TASK DETAILS » Transcribe word for word the lines spanning the line with "What does this" through the end of the records.

--- Start LISTED RECORDS ---

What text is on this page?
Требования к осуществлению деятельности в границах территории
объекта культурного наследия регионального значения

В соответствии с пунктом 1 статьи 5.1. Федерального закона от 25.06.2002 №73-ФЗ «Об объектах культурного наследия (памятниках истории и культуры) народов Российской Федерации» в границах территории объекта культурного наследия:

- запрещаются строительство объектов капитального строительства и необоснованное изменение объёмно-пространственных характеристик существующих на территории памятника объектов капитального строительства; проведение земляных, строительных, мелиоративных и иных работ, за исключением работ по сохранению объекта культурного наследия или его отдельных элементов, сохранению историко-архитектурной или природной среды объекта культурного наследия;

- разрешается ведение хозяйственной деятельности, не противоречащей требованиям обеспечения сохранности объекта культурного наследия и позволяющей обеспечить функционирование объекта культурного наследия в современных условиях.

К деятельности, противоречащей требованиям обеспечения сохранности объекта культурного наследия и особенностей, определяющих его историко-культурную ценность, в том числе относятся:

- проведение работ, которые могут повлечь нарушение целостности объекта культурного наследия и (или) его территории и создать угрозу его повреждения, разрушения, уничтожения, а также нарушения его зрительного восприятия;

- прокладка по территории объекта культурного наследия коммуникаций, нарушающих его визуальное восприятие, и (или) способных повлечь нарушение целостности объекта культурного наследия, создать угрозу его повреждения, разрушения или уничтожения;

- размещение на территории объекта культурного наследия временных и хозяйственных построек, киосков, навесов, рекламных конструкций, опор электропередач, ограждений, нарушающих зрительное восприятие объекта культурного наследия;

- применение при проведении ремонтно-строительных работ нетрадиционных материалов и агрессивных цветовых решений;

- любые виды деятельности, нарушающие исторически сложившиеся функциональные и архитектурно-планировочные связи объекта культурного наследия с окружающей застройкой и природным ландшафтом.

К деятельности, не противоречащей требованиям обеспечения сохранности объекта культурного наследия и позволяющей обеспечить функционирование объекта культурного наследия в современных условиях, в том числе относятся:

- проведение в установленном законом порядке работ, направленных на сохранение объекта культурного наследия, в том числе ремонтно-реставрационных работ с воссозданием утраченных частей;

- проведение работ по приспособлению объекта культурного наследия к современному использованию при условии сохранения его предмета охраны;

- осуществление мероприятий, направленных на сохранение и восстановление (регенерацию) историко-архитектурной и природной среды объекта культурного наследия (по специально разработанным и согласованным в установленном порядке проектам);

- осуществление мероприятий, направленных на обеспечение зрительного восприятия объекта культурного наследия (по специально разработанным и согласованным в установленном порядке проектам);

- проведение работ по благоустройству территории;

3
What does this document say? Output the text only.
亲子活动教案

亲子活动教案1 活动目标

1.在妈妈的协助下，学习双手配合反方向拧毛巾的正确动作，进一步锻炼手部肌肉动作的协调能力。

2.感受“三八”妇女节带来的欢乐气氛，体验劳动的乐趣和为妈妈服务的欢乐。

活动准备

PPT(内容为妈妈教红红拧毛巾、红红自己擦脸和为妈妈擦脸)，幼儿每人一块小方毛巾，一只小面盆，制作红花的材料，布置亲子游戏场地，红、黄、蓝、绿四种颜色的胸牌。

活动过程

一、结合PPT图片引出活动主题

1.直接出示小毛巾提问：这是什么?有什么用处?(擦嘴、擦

--- End LISTED RECORDS ---

WRITTEN RESPONSE »
What does this document say? Output the text only.
亲子活动教案

亲子活动教案1 活动目标

1.在妈妈的协助下，学习双手配合反方向拧毛巾的正确动作，进一步锻炼手部肌肉动作的协调能力。

2.感受“三八”妇女节带来的欢乐气氛，体验劳动的乐趣和为妈妈服务的欢乐。

活动准备

PPT(内容为妈妈教红红拧毛巾、红红自己擦脸和为妈妈擦脸)，幼儿每人一块小方毛巾，一只小面盆，制作红花的材料，布置亲子游戏场地，红、黄、蓝、绿四种颜色的胸牌。

活动过程

一、结合PPT图片引出活动主题

1.直接出示小毛巾提问：这是什么?有什么用处?(擦嘴、擦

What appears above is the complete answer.